● **WRITTEN REQUEST**: Which lines hold the word "studied"? Copy each of them from the material.

● **MATERIALS PROVIDED**:
+---+

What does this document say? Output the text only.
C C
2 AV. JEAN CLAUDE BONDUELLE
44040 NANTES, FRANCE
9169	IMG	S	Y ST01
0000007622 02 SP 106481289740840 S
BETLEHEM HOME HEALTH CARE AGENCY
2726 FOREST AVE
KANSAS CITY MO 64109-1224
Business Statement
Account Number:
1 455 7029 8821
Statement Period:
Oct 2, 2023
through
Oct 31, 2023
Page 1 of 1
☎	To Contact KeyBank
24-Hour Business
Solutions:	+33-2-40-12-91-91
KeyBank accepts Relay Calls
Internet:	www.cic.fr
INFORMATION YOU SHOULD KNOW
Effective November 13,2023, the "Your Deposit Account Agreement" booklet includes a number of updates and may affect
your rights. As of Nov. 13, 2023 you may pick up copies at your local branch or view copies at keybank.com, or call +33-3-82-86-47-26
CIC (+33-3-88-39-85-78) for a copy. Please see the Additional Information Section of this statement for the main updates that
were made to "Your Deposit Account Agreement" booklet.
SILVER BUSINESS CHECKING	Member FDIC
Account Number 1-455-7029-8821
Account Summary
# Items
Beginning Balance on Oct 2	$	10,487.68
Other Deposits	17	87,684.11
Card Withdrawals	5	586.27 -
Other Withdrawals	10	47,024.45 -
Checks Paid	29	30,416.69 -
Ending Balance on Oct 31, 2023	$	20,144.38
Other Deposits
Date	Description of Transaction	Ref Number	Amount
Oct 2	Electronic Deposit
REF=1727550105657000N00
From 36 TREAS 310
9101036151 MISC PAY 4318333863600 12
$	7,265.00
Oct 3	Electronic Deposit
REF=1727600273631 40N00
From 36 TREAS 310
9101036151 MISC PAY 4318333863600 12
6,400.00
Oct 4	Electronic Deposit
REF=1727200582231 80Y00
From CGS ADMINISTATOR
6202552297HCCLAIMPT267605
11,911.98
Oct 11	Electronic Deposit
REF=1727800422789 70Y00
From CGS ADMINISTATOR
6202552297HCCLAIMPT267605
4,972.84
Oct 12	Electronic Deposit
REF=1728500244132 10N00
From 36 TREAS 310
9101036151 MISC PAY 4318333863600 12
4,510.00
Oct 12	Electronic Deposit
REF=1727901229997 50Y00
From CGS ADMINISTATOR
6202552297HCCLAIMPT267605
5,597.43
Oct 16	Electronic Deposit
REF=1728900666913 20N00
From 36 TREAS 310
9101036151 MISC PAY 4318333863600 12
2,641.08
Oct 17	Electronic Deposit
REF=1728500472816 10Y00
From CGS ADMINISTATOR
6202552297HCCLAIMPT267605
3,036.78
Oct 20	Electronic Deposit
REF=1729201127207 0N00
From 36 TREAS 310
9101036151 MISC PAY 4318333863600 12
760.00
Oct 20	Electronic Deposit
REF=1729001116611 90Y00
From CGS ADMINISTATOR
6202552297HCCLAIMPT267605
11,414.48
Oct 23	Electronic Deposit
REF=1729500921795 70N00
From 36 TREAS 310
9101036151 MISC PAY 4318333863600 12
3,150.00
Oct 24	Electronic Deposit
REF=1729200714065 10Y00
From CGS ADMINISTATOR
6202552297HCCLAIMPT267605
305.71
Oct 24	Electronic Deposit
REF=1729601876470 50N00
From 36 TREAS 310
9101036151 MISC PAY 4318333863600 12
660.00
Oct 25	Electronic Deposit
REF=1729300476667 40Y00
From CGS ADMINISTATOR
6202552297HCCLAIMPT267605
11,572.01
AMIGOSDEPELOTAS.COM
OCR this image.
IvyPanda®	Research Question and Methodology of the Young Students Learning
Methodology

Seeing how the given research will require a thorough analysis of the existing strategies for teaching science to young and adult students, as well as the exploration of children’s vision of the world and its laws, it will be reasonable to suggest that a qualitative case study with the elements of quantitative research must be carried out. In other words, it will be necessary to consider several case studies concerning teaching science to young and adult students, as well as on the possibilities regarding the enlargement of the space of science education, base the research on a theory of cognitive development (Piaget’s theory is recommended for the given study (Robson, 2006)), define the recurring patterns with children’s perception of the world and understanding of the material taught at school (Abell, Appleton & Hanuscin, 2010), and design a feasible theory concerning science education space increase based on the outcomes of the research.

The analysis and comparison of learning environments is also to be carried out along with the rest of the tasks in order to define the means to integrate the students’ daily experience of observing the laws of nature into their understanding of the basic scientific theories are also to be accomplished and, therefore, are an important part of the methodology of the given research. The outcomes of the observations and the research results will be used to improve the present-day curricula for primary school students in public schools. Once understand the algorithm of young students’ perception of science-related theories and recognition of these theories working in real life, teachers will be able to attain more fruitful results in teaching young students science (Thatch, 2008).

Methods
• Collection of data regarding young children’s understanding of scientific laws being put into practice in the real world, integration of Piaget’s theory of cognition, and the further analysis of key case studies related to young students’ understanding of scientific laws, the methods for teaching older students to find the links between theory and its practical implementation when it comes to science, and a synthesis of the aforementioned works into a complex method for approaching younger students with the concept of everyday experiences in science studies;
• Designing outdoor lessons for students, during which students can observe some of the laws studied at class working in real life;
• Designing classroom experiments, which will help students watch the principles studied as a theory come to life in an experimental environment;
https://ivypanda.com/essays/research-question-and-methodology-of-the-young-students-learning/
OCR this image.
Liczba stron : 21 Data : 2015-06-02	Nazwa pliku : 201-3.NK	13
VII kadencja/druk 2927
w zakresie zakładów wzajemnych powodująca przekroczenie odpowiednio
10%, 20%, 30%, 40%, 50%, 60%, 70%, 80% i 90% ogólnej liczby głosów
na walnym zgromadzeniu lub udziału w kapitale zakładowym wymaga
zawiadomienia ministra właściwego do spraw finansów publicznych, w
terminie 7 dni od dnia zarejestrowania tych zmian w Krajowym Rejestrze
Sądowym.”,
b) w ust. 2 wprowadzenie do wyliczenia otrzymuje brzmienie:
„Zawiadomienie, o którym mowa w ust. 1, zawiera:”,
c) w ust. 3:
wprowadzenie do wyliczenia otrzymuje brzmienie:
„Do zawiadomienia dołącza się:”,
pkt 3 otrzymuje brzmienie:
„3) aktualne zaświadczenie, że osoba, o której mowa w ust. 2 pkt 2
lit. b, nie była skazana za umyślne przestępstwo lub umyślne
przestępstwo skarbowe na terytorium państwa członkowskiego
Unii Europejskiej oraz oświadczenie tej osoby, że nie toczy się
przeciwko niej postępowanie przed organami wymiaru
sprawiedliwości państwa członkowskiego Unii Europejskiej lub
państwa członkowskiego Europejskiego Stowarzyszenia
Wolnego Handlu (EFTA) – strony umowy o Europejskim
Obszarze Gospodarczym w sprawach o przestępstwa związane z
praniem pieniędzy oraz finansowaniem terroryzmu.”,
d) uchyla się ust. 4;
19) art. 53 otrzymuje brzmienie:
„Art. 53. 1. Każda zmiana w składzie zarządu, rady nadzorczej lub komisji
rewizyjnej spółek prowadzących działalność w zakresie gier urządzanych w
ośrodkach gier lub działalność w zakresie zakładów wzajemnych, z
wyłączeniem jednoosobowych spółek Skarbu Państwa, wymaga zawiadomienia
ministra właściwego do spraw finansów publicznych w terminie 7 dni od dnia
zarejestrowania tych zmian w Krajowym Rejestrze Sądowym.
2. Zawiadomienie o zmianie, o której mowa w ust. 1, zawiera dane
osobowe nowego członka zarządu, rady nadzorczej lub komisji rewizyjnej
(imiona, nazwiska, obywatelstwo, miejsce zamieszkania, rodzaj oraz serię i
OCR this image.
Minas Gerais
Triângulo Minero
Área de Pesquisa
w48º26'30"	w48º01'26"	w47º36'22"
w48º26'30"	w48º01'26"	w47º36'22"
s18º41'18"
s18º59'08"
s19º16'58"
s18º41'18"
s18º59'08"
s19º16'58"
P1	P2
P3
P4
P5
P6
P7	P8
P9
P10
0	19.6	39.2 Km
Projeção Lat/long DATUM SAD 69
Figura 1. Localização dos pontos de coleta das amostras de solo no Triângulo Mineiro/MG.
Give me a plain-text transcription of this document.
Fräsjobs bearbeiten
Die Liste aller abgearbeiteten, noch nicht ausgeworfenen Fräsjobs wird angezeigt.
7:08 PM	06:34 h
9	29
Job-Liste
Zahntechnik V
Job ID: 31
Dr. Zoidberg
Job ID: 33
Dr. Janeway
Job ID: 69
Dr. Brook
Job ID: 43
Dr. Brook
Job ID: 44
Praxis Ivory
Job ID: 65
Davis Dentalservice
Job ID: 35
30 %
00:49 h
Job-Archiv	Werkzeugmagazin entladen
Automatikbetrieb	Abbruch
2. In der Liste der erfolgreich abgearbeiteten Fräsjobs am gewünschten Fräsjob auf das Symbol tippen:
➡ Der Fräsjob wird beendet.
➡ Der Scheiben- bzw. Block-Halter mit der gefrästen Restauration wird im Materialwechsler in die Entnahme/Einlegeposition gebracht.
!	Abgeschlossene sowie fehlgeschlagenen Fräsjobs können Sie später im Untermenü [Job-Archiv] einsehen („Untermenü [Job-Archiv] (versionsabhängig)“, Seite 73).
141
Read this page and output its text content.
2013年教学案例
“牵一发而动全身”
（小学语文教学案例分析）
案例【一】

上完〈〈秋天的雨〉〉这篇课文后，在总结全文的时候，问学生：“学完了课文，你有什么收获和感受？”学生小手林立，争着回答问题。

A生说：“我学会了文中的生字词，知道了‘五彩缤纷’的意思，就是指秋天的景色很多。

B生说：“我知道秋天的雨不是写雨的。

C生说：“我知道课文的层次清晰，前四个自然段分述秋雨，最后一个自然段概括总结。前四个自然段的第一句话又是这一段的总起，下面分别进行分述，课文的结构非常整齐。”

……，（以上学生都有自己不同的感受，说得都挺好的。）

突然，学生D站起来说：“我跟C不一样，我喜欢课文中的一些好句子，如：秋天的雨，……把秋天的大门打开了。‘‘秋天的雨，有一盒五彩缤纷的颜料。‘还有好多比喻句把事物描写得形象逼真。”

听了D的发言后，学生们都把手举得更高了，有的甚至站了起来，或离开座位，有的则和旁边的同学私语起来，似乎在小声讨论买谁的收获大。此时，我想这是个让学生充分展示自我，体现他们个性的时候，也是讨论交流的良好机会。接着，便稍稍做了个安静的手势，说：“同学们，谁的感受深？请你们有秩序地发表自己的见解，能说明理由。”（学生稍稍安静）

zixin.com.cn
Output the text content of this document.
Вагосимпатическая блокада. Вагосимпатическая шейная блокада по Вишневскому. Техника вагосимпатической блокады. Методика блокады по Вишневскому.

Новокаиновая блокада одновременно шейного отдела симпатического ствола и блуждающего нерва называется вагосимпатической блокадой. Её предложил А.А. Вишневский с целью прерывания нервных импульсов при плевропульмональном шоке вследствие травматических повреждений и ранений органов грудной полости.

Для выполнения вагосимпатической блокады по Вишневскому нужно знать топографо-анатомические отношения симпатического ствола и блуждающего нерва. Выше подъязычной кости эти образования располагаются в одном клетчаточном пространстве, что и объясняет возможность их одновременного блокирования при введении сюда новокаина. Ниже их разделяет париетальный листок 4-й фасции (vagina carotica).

+---+

● **EXPECTED OUTPUT**:
• Designing outdoor lessons for students, during which students can observe some of the laws studied at class working in real life;
• Designing classroom experiments, which will help students watch the principles studied as a theory come to life in an experimental environment;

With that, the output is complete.